# [TASK DETAILS]
Each line containing the word "Output" should be found and copied.

'''

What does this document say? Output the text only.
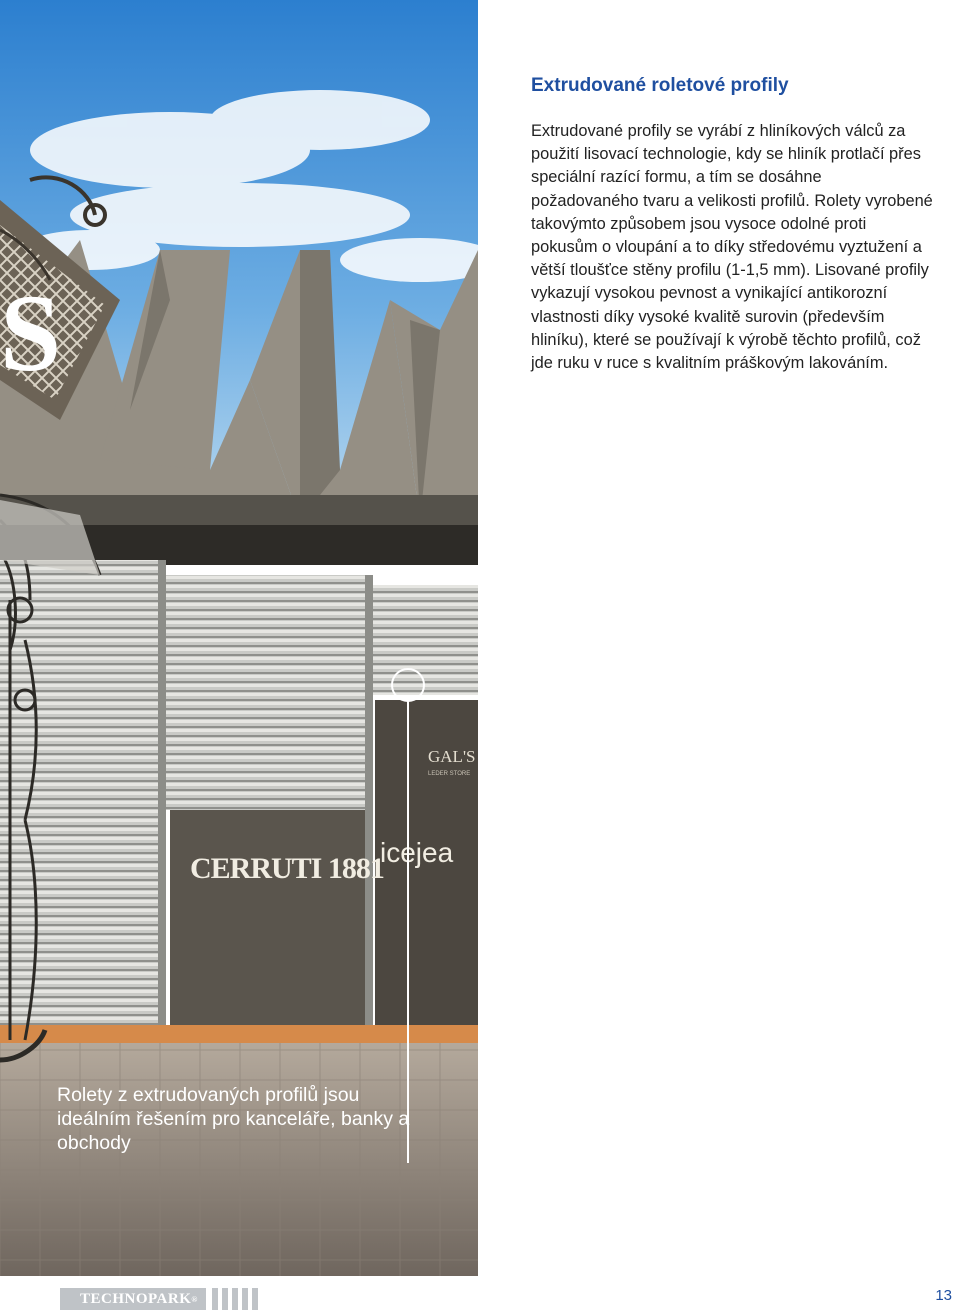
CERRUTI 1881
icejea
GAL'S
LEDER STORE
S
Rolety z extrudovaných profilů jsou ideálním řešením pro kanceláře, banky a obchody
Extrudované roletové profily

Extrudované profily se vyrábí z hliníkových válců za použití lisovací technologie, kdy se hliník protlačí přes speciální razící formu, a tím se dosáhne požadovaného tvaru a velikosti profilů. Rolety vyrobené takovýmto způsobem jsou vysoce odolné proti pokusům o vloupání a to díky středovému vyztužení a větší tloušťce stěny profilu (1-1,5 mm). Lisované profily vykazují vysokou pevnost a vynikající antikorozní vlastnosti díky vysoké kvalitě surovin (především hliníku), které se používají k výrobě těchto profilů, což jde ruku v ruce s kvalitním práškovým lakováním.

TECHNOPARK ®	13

'''
'''

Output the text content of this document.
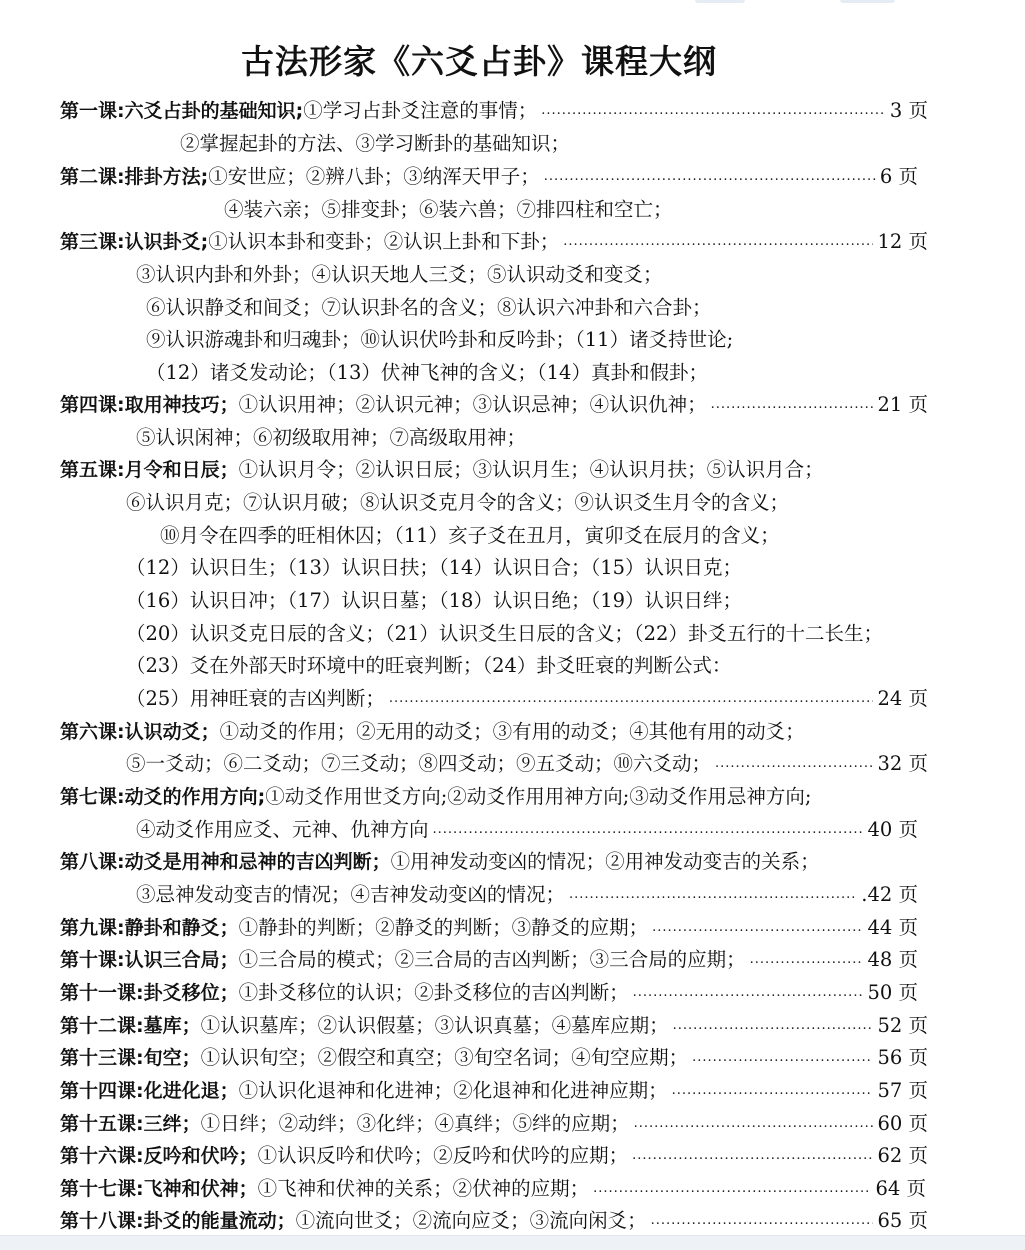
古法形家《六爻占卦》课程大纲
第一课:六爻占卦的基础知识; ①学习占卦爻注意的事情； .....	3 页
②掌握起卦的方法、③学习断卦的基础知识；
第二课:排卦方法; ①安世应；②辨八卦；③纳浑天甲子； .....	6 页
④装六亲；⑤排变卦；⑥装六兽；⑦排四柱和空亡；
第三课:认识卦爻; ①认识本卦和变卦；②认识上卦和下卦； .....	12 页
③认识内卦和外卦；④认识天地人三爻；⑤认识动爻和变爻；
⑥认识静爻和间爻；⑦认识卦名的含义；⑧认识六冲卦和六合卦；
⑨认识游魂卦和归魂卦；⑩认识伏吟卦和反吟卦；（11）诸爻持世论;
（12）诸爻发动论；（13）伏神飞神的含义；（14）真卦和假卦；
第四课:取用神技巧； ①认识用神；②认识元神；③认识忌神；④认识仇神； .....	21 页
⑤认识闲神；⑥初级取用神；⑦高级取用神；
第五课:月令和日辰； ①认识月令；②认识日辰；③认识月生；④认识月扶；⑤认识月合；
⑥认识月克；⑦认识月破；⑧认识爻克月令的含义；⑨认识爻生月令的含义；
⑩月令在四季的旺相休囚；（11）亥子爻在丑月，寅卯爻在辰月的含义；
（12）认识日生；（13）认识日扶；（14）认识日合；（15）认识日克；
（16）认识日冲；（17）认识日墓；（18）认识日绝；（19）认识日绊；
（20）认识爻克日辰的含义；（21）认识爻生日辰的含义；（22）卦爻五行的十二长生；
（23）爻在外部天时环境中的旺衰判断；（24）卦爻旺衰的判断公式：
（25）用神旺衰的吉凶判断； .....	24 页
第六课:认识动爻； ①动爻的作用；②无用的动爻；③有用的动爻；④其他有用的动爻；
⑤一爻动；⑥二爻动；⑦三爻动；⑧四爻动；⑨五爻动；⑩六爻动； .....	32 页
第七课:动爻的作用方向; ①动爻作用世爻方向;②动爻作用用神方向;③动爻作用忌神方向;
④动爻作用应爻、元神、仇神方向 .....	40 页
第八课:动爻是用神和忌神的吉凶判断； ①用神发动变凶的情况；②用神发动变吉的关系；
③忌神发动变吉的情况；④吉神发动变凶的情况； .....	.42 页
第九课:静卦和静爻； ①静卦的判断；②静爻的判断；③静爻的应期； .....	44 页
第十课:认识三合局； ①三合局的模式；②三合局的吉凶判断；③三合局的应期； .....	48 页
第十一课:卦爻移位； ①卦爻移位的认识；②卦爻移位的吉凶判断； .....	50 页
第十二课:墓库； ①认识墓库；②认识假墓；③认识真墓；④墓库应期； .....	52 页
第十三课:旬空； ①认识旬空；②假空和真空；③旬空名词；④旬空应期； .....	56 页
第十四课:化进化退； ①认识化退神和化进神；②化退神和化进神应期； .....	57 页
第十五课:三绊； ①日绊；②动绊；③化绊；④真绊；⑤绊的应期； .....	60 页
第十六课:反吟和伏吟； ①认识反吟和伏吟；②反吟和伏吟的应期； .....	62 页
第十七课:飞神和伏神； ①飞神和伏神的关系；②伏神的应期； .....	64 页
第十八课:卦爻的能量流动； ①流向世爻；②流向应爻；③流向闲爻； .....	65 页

'''
'''

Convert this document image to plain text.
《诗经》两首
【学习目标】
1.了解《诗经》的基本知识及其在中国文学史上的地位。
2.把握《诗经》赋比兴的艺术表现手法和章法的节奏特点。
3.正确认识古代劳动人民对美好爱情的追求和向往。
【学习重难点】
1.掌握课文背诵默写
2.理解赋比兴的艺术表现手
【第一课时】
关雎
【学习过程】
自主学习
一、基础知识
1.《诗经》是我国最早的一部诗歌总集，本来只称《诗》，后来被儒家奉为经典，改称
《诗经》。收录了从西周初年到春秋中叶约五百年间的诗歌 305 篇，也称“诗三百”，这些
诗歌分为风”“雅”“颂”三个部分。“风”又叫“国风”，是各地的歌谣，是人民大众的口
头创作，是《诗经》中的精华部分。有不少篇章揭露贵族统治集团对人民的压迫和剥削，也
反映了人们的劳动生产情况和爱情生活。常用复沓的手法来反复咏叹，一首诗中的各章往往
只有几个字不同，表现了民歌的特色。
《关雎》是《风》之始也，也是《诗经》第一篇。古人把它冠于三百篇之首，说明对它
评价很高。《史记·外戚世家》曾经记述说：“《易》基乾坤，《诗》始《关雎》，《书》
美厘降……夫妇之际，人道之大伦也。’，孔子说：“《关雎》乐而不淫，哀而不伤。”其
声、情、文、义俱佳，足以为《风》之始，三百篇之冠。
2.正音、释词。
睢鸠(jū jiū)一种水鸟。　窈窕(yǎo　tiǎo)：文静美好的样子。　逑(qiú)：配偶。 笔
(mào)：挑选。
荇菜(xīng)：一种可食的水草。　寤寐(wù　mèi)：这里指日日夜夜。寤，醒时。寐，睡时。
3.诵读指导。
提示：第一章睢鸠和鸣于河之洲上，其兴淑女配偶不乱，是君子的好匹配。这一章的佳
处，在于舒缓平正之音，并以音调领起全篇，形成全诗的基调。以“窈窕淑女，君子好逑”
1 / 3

'''

# [WRITTEN SOLUTION]
What does this document say? Output the text only.
Output the text content of this document.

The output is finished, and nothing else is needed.